> _TASK REQUIREMENTS_
Output a single figure: the number of lines in which the word "category" appears.

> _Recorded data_
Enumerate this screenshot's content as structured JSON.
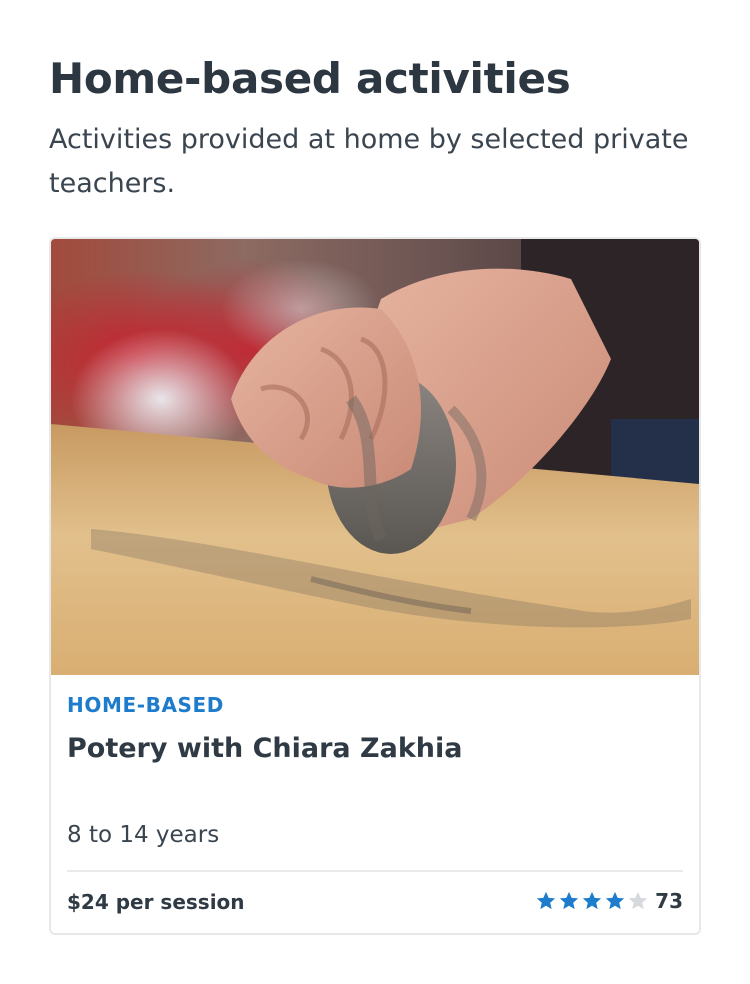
{
  "section": {
    "title": "Home-based activities",
    "subtitle": "Activities provided at home by selected private teachers."
  },
  "card": {
    "image_label": "hands kneading clay on wooden table",
    "category": "HOME-BASED",
    "title": "Potery with Chiara Zakhia",
    "age_range": "8 to 14 years",
    "price": "$24 per session",
    "rating": {
      "stars_filled": 4,
      "stars_total": 5,
      "review_count": "73"
    },
    "colors": {
      "category": "#1e7ccc",
      "star_filled": "#1e7ccc",
      "star_empty": "#d6dade"
    }
  }
}
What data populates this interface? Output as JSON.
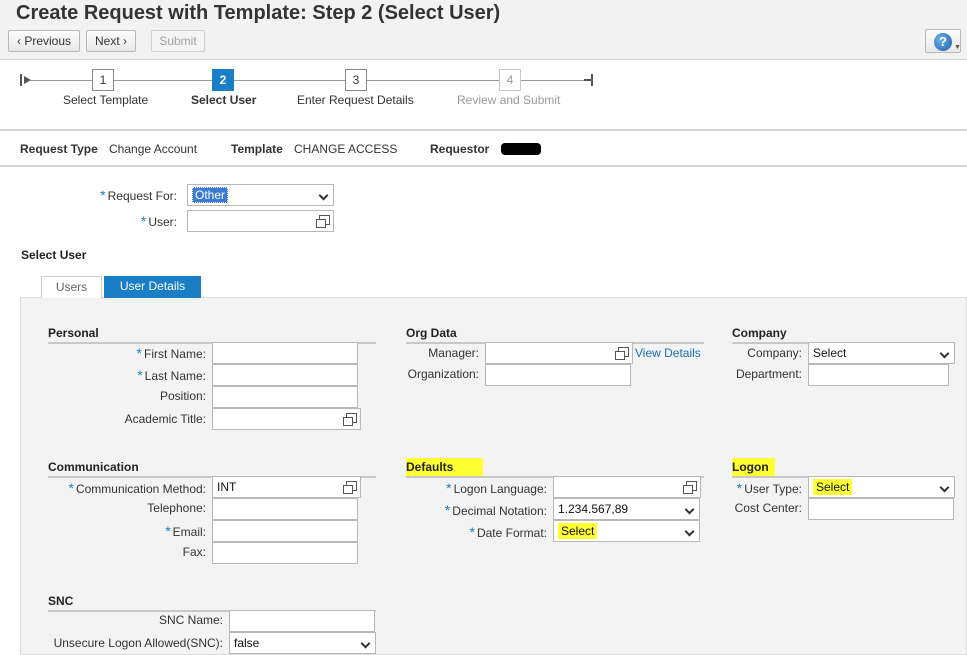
{
  "header": {
    "title": "Create Request with Template: Step 2  (Select User)",
    "previous_label": "Previous",
    "next_label": "Next",
    "submit_label": "Submit",
    "help_glyph": "?"
  },
  "roadmap": {
    "steps": [
      {
        "number": "1",
        "label": "Select Template"
      },
      {
        "number": "2",
        "label": "Select User"
      },
      {
        "number": "3",
        "label": "Enter Request Details"
      },
      {
        "number": "4",
        "label": "Review and Submit"
      }
    ],
    "active_step": 2
  },
  "info": {
    "request_type_label": "Request Type",
    "request_type_value": "Change Account",
    "template_label": "Template",
    "template_value": "CHANGE ACCESS",
    "requestor_label": "Requestor"
  },
  "request": {
    "request_for_label": "Request For:",
    "request_for_value": "Other",
    "user_label": "User:",
    "user_value": ""
  },
  "select_user": {
    "title": "Select User",
    "tabs": [
      "Users",
      "User Details"
    ],
    "active_tab": "User Details"
  },
  "personal": {
    "title": "Personal",
    "first_name_label": "First Name:",
    "last_name_label": "Last Name:",
    "position_label": "Position:",
    "academic_title_label": "Academic Title:"
  },
  "org_data": {
    "title": "Org Data",
    "manager_label": "Manager:",
    "view_details_label": "View Details",
    "organization_label": "Organization:"
  },
  "company": {
    "title": "Company",
    "company_label": "Company:",
    "company_value": "Select",
    "department_label": "Department:"
  },
  "communication": {
    "title": "Communication",
    "method_label": "Communication Method:",
    "method_value": "INT",
    "telephone_label": "Telephone:",
    "email_label": "Email:",
    "fax_label": "Fax:"
  },
  "defaults": {
    "title": "Defaults",
    "logon_language_label": "Logon Language:",
    "decimal_notation_label": "Decimal Notation:",
    "decimal_notation_value": "1.234.567,89",
    "date_format_label": "Date Format:",
    "date_format_value": "Select"
  },
  "logon": {
    "title": "Logon",
    "user_type_label": "User Type:",
    "user_type_value": "Select",
    "cost_center_label": "Cost Center:"
  },
  "snc": {
    "title": "SNC",
    "snc_name_label": "SNC Name:",
    "unsecure_logon_label": "Unsecure Logon Allowed(SNC):",
    "unsecure_logon_value": "false"
  },
  "colors": {
    "accent": "#1a7ec6",
    "highlight": "#ffff33",
    "panel_bg": "#f3f3f3"
  }
}
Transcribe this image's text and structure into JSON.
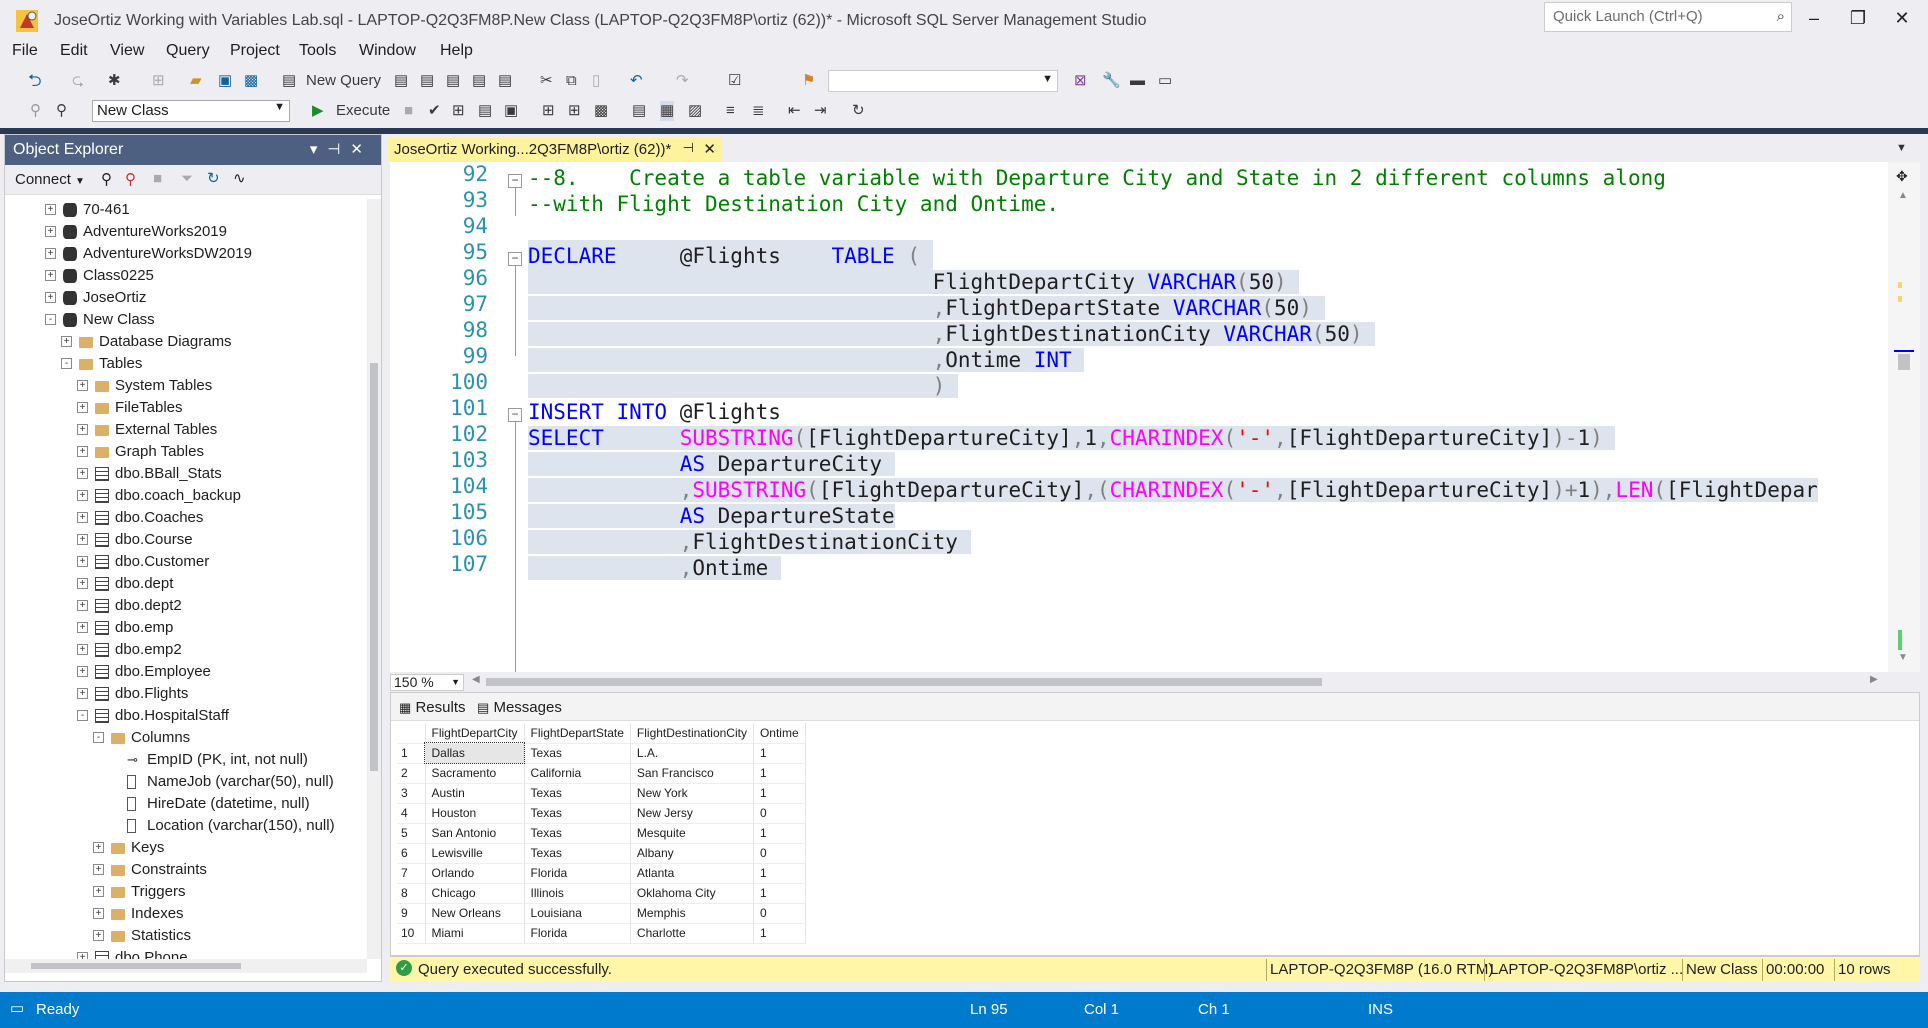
{
  "window": {
    "title": "JoseOrtiz Working with Variables Lab.sql - LAPTOP-Q2Q3FM8P.New Class (LAPTOP-Q2Q3FM8P\\ortiz (62))* - Microsoft SQL Server Management Studio",
    "quick_launch_placeholder": "Quick Launch (Ctrl+Q)",
    "minimize": "–",
    "restore": "❐",
    "close": "✕"
  },
  "menu": [
    "File",
    "Edit",
    "View",
    "Query",
    "Project",
    "Tools",
    "Window",
    "Help"
  ],
  "toolbar": {
    "new_query": "New Query",
    "database": "New Class",
    "execute": "Execute"
  },
  "object_explorer": {
    "title": "Object Explorer",
    "connect": "Connect",
    "tree": [
      {
        "label": "70-461",
        "level": 2,
        "icon": "database-icon",
        "exp": "+"
      },
      {
        "label": "AdventureWorks2019",
        "level": 2,
        "icon": "database-icon",
        "exp": "+"
      },
      {
        "label": "AdventureWorksDW2019",
        "level": 2,
        "icon": "database-icon",
        "exp": "+"
      },
      {
        "label": "Class0225",
        "level": 2,
        "icon": "database-icon",
        "exp": "+"
      },
      {
        "label": "JoseOrtiz",
        "level": 2,
        "icon": "database-icon",
        "exp": "+"
      },
      {
        "label": "New Class",
        "level": 2,
        "icon": "database-icon",
        "exp": "-"
      },
      {
        "label": "Database Diagrams",
        "level": 3,
        "icon": "folder-icon",
        "exp": "+"
      },
      {
        "label": "Tables",
        "level": 3,
        "icon": "folder-icon",
        "exp": "-"
      },
      {
        "label": "System Tables",
        "level": 4,
        "icon": "folder-icon",
        "exp": "+"
      },
      {
        "label": "FileTables",
        "level": 4,
        "icon": "folder-icon",
        "exp": "+"
      },
      {
        "label": "External Tables",
        "level": 4,
        "icon": "folder-icon",
        "exp": "+"
      },
      {
        "label": "Graph Tables",
        "level": 4,
        "icon": "folder-icon",
        "exp": "+"
      },
      {
        "label": "dbo.BBall_Stats",
        "level": 4,
        "icon": "table-icon",
        "exp": "+"
      },
      {
        "label": "dbo.coach_backup",
        "level": 4,
        "icon": "table-icon",
        "exp": "+"
      },
      {
        "label": "dbo.Coaches",
        "level": 4,
        "icon": "table-icon",
        "exp": "+"
      },
      {
        "label": "dbo.Course",
        "level": 4,
        "icon": "table-icon",
        "exp": "+"
      },
      {
        "label": "dbo.Customer",
        "level": 4,
        "icon": "table-icon",
        "exp": "+"
      },
      {
        "label": "dbo.dept",
        "level": 4,
        "icon": "table-icon",
        "exp": "+"
      },
      {
        "label": "dbo.dept2",
        "level": 4,
        "icon": "table-icon",
        "exp": "+"
      },
      {
        "label": "dbo.emp",
        "level": 4,
        "icon": "table-icon",
        "exp": "+"
      },
      {
        "label": "dbo.emp2",
        "level": 4,
        "icon": "table-icon",
        "exp": "+"
      },
      {
        "label": "dbo.Employee",
        "level": 4,
        "icon": "table-icon",
        "exp": "+"
      },
      {
        "label": "dbo.Flights",
        "level": 4,
        "icon": "table-icon",
        "exp": "+"
      },
      {
        "label": "dbo.HospitalStaff",
        "level": 4,
        "icon": "table-icon",
        "exp": "-"
      },
      {
        "label": "Columns",
        "level": 5,
        "icon": "folder-icon",
        "exp": "-"
      },
      {
        "label": "EmpID (PK, int, not null)",
        "level": 6,
        "icon": "key-icon",
        "exp": ""
      },
      {
        "label": "NameJob (varchar(50), null)",
        "level": 6,
        "icon": "column-icon",
        "exp": ""
      },
      {
        "label": "HireDate (datetime, null)",
        "level": 6,
        "icon": "column-icon",
        "exp": ""
      },
      {
        "label": "Location (varchar(150), null)",
        "level": 6,
        "icon": "column-icon",
        "exp": ""
      },
      {
        "label": "Keys",
        "level": 5,
        "icon": "folder-icon",
        "exp": "+"
      },
      {
        "label": "Constraints",
        "level": 5,
        "icon": "folder-icon",
        "exp": "+"
      },
      {
        "label": "Triggers",
        "level": 5,
        "icon": "folder-icon",
        "exp": "+"
      },
      {
        "label": "Indexes",
        "level": 5,
        "icon": "folder-icon",
        "exp": "+"
      },
      {
        "label": "Statistics",
        "level": 5,
        "icon": "folder-icon",
        "exp": "+"
      },
      {
        "label": "dbo.Phone",
        "level": 4,
        "icon": "table-icon",
        "exp": "+"
      }
    ]
  },
  "document_tab": {
    "label": "JoseOrtiz Working...2Q3FM8P\\ortiz (62))*",
    "pin": "⊣",
    "close": "✕"
  },
  "editor": {
    "line_numbers": [
      "92",
      "93",
      "94",
      "95",
      "96",
      "97",
      "98",
      "99",
      "100",
      "101",
      "102",
      "103",
      "104",
      "105",
      "106",
      "107"
    ],
    "zoom": "150 %"
  },
  "results": {
    "tab_results": "Results",
    "tab_messages": "Messages",
    "columns": [
      "FlightDepartCity",
      "FlightDepartState",
      "FlightDestinationCity",
      "Ontime"
    ],
    "rows": [
      [
        "1",
        "Dallas",
        "Texas",
        "L.A.",
        "1"
      ],
      [
        "2",
        "Sacramento",
        "California",
        "San Francisco",
        "1"
      ],
      [
        "3",
        "Austin",
        "Texas",
        "New York",
        "1"
      ],
      [
        "4",
        "Houston",
        "Texas",
        "New Jersy",
        "0"
      ],
      [
        "5",
        "San Antonio",
        "Texas",
        "Mesquite",
        "1"
      ],
      [
        "6",
        "Lewisville",
        "Texas",
        "Albany",
        "0"
      ],
      [
        "7",
        "Orlando",
        "Florida",
        "Atlanta",
        "1"
      ],
      [
        "8",
        "Chicago",
        "Illinois",
        "Oklahoma City",
        "1"
      ],
      [
        "9",
        "New Orleans",
        "Louisiana",
        "Memphis",
        "0"
      ],
      [
        "10",
        "Miami",
        "Florida",
        "Charlotte",
        "1"
      ]
    ]
  },
  "query_status": {
    "message": "Query executed successfully.",
    "server": "LAPTOP-Q2Q3FM8P (16.0 RTM)",
    "user": "LAPTOP-Q2Q3FM8P\\ortiz ...",
    "database": "New Class",
    "elapsed": "00:00:00",
    "rows": "10 rows"
  },
  "status_bar": {
    "ready": "Ready",
    "ln": "Ln 95",
    "col": "Col 1",
    "ch": "Ch 1",
    "mode": "INS"
  },
  "colors": {
    "accent_blue": "#007acc",
    "oe_header": "#4d6082",
    "tab_yellow": "#fff29d",
    "keyword": "#0000ff",
    "function": "#ff00ff",
    "comment": "#008000",
    "string": "#ff0000"
  }
}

> _FINISHED TASK_
2